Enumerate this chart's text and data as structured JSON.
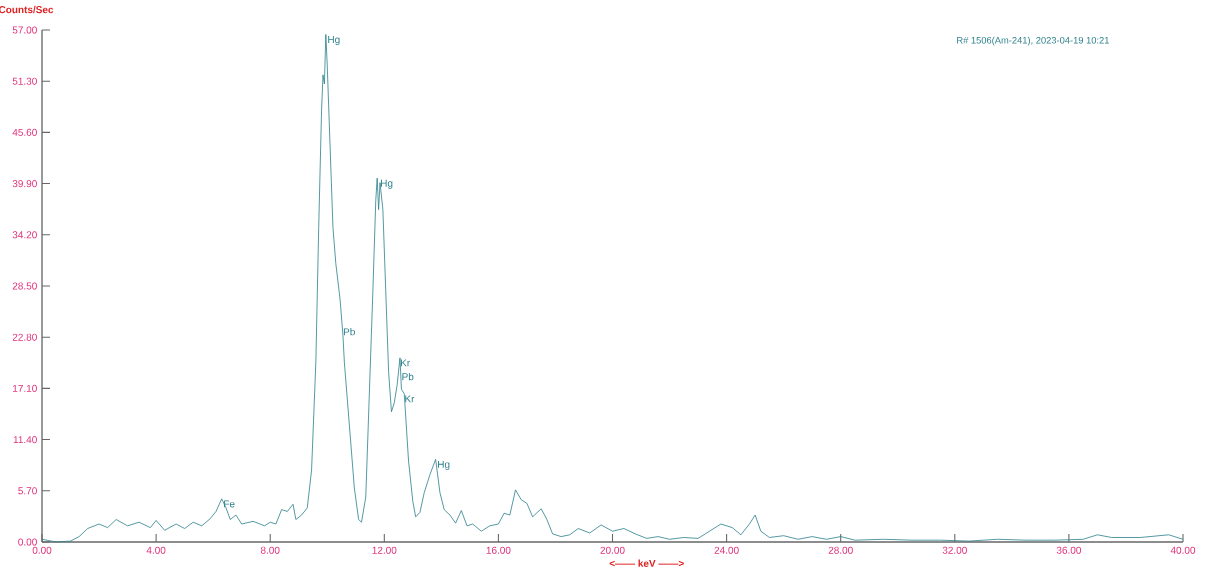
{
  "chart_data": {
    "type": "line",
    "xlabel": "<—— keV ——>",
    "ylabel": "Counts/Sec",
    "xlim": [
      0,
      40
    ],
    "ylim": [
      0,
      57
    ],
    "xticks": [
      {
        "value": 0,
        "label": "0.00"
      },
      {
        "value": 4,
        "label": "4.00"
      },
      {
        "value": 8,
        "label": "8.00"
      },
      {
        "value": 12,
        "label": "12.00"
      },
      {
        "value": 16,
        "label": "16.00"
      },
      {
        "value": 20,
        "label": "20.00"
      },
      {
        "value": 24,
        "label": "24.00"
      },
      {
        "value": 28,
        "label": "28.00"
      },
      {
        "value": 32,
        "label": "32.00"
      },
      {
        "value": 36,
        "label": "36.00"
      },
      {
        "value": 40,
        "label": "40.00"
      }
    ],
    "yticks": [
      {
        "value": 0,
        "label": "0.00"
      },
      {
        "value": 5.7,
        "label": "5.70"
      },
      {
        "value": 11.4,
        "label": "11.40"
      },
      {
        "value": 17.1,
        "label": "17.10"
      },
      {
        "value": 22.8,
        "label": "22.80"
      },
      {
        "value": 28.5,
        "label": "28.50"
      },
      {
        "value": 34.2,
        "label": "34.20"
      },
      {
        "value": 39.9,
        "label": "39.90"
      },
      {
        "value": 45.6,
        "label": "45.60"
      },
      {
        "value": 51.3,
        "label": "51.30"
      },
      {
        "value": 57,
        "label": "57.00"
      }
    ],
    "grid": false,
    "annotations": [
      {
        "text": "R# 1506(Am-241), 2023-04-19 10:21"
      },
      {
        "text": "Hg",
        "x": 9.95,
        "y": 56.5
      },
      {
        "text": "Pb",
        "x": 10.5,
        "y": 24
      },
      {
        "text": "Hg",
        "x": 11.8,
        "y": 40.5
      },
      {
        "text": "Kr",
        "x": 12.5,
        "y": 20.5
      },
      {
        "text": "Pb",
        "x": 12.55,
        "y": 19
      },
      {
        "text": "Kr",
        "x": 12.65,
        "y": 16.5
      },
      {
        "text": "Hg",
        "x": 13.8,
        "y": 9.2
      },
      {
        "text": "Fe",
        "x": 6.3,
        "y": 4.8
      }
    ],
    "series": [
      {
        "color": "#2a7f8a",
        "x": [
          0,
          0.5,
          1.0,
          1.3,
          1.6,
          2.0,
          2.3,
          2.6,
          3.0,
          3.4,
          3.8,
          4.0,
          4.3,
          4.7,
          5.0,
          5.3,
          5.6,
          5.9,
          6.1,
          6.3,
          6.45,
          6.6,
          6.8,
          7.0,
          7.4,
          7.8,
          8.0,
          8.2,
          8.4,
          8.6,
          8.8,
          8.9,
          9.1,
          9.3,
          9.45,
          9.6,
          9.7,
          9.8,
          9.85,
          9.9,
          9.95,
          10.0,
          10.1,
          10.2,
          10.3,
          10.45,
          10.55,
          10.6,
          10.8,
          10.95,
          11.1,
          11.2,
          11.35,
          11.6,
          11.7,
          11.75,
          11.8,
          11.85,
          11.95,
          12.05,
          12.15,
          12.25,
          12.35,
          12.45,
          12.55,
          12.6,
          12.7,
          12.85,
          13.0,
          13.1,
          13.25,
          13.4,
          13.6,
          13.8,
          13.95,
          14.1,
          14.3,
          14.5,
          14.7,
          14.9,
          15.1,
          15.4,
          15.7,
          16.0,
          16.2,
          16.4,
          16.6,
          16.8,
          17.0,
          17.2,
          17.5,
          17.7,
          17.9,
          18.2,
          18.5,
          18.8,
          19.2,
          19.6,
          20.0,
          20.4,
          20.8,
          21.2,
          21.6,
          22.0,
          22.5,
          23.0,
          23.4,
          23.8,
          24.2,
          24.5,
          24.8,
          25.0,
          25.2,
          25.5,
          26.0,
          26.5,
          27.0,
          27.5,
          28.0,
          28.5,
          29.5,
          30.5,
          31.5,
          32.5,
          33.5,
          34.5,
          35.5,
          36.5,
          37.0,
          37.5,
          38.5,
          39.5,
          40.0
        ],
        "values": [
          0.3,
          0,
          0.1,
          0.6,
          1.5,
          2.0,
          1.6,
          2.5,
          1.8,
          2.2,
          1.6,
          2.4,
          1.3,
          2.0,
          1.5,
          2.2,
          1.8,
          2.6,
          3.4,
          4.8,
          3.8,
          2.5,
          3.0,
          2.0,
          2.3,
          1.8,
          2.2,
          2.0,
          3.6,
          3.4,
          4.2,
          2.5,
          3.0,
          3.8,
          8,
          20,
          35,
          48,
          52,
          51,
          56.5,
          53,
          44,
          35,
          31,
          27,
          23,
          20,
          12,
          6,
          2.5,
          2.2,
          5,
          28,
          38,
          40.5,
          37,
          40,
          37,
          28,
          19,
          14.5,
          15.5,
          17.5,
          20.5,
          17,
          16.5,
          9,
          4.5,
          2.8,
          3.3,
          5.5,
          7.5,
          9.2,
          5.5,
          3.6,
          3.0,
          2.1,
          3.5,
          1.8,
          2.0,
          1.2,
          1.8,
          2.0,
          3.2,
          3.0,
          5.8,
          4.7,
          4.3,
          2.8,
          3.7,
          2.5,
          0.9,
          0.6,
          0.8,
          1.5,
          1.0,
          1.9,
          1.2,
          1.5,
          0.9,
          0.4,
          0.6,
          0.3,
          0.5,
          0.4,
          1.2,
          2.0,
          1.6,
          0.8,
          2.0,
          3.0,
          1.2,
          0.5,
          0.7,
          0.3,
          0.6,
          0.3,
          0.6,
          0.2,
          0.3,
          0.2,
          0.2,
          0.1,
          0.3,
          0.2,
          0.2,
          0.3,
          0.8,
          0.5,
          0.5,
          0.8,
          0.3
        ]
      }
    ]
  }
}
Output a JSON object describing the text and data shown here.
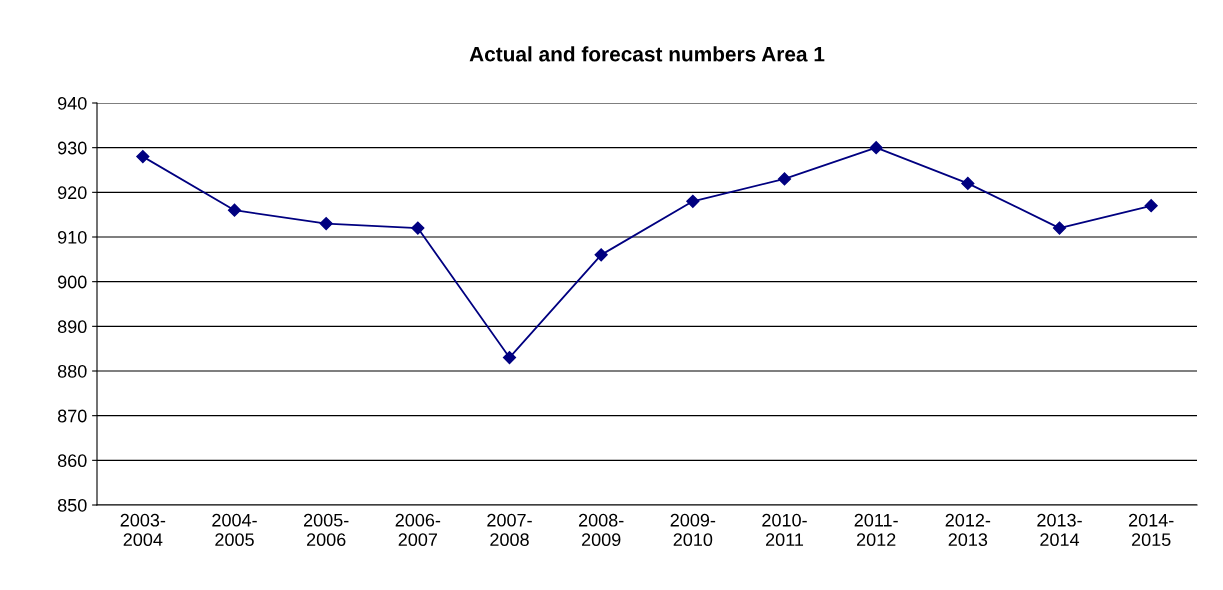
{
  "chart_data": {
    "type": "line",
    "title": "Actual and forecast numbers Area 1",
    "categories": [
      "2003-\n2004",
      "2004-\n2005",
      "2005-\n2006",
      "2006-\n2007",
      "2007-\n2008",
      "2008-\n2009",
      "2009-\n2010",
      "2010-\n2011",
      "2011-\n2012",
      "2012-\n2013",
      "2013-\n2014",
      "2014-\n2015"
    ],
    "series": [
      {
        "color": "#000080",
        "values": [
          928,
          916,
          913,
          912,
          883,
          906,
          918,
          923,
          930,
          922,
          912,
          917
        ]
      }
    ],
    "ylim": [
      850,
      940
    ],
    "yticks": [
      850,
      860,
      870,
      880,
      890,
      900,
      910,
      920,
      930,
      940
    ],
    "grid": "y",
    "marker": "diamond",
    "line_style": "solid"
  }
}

****************

- _Problem description_:
Without the pictures, write out all of the material exactly.

- _Right answer_:
Enumerate this chart's text and data as structured JSON.
{
  "chart_data": {
    "type": "line",
    "xlabel": "<—— keV ——>",
    "ylabel": "Counts/Sec",
    "xlim": [
      0,
      40
    ],
    "ylim": [
      0,
      57
    ],
    "xticks": [
      {
        "value": 0,
        "label": "0.00"
      },
      {
        "value": 4,
        "label": "4.00"
      },
      {
        "value": 8,
        "label": "8.00"
      },
      {
        "value": 12,
        "label": "12.00"
      },
      {
        "value": 16,
        "label": "16.00"
      },
      {
        "value": 20,
        "label": "20.00"
      },
      {
        "value": 24,
        "label": "24.00"
      },
      {
        "value": 28,
        "label": "28.00"
      },
      {
        "value": 32,
        "label": "32.00"
      },
      {
        "value": 36,
        "label": "36.00"
      },
      {
        "value": 40,
        "label": "40.00"
      }
    ],
    "yticks": [
      {
        "value": 0,
        "label": "0.00"
      },
      {
        "value": 5.7,
        "label": "5.70"
      },
      {
        "value": 11.4,
        "label": "11.40"
      },
      {
        "value": 17.1,
        "label": "17.10"
      },
      {
        "value": 22.8,
        "label": "22.80"
      },
      {
        "value": 28.5,
        "label": "28.50"
      },
      {
        "value": 34.2,
        "label": "34.20"
      },
      {
        "value": 39.9,
        "label": "39.90"
      },
      {
        "value": 45.6,
        "label": "45.60"
      },
      {
        "value": 51.3,
        "label": "51.30"
      },
      {
        "value": 57,
        "label": "57.00"
      }
    ],
    "grid": false,
    "annotations": [
      {
        "text": "R# 1506(Am-241), 2023-04-19 10:21"
      },
      {
        "text": "Hg",
        "x": 9.95,
        "y": 56.5
      },
      {
        "text": "Pb",
        "x": 10.5,
        "y": 24
      },
      {
        "text": "Hg",
        "x": 11.8,
        "y": 40.5
      },
      {
        "text": "Kr",
        "x": 12.5,
        "y": 20.5
      },
      {
        "text": "Pb",
        "x": 12.55,
        "y": 19
      },
      {
        "text": "Kr",
        "x": 12.65,
        "y": 16.5
      },
      {
        "text": "Hg",
        "x": 13.8,
        "y": 9.2
      },
      {
        "text": "Fe",
        "x": 6.3,
        "y": 4.8
      }
    ],
    "series": [
      {
        "color": "#2a7f8a",
        "x": [
          0,
          0.5,
          1.0,
          1.3,
          1.6,
          2.0,
          2.3,
          2.6,
          3.0,
          3.4,
          3.8,
          4.0,
          4.3,
          4.7,
          5.0,
          5.3,
          5.6,
          5.9,
          6.1,
          6.3,
          6.45,
          6.6,
          6.8,
          7.0,
          7.4,
          7.8,
          8.0,
          8.2,
          8.4,
          8.6,
          8.8,
          8.9,
          9.1,
          9.3,
          9.45,
          9.6,
          9.7,
          9.8,
          9.85,
          9.9,
          9.95,
          10.0,
          10.1,
          10.2,
          10.3,
          10.45,
          10.55,
          10.6,
          10.8,
          10.95,
          11.1,
          11.2,
          11.35,
          11.6,
          11.7,
          11.75,
          11.8,
          11.85,
          11.95,
          12.05,
          12.15,
          12.25,
          12.35,
          12.45,
          12.55,
          12.6,
          12.7,
          12.85,
          13.0,
          13.1,
          13.25,
          13.4,
          13.6,
          13.8,
          13.95,
          14.1,
          14.3,
          14.5,
          14.7,
          14.9,
          15.1,
          15.4,
          15.7,
          16.0,
          16.2,
          16.4,
          16.6,
          16.8,
          17.0,
          17.2,
          17.5,
          17.7,
          17.9,
          18.2,
          18.5,
          18.8,
          19.2,
          19.6,
          20.0,
          20.4,
          20.8,
          21.2,
          21.6,
          22.0,
          22.5,
          23.0,
          23.4,
          23.8,
          24.2,
          24.5,
          24.8,
          25.0,
          25.2,
          25.5,
          26.0,
          26.5,
          27.0,
          27.5,
          28.0,
          28.5,
          29.5,
          30.5,
          31.5,
          32.5,
          33.5,
          34.5,
          35.5,
          36.5,
          37.0,
          37.5,
          38.5,
          39.5,
          40.0
        ],
        "values": [
          0.3,
          0,
          0.1,
          0.6,
          1.5,
          2.0,
          1.6,
          2.5,
          1.8,
          2.2,
          1.6,
          2.4,
          1.3,
          2.0,
          1.5,
          2.2,
          1.8,
          2.6,
          3.4,
          4.8,
          3.8,
          2.5,
          3.0,
          2.0,
          2.3,
          1.8,
          2.2,
          2.0,
          3.6,
          3.4,
          4.2,
          2.5,
          3.0,
          3.8,
          8,
          20,
          35,
          48,
          52,
          51,
          56.5,
          53,
          44,
          35,
          31,
          27,
          23,
          20,
          12,
          6,
          2.5,
          2.2,
          5,
          28,
          38,
          40.5,
          37,
          40,
          37,
          28,
          19,
          14.5,
          15.5,
          17.5,
          20.5,
          17,
          16.5,
          9,
          4.5,
          2.8,
          3.3,
          5.5,
          7.5,
          9.2,
          5.5,
          3.6,
          3.0,
          2.1,
          3.5,
          1.8,
          2.0,
          1.2,
          1.8,
          2.0,
          3.2,
          3.0,
          5.8,
          4.7,
          4.3,
          2.8,
          3.7,
          2.5,
          0.9,
          0.6,
          0.8,
          1.5,
          1.0,
          1.9,
          1.2,
          1.5,
          0.9,
          0.4,
          0.6,
          0.3,
          0.5,
          0.4,
          1.2,
          2.0,
          1.6,
          0.8,
          2.0,
          3.0,
          1.2,
          0.5,
          0.7,
          0.3,
          0.6,
          0.3,
          0.6,
          0.2,
          0.3,
          0.2,
          0.2,
          0.1,
          0.3,
          0.2,
          0.2,
          0.3,
          0.8,
          0.5,
          0.5,
          0.8,
          0.3
        ]
      }
    ]
  }
}
Output a JSON object describing the text and data shown here.
{
  "chart_data": {
    "type": "line",
    "title": "Actual and forecast numbers Area 1",
    "categories": [
      "2003-\n2004",
      "2004-\n2005",
      "2005-\n2006",
      "2006-\n2007",
      "2007-\n2008",
      "2008-\n2009",
      "2009-\n2010",
      "2010-\n2011",
      "2011-\n2012",
      "2012-\n2013",
      "2013-\n2014",
      "2014-\n2015"
    ],
    "series": [
      {
        "color": "#000080",
        "values": [
          928,
          916,
          913,
          912,
          883,
          906,
          918,
          923,
          930,
          922,
          912,
          917
        ]
      }
    ],
    "ylim": [
      850,
      940
    ],
    "yticks": [
      850,
      860,
      870,
      880,
      890,
      900,
      910,
      920,
      930,
      940
    ],
    "grid": "y",
    "marker": "diamond",
    "line_style": "solid"
  }
}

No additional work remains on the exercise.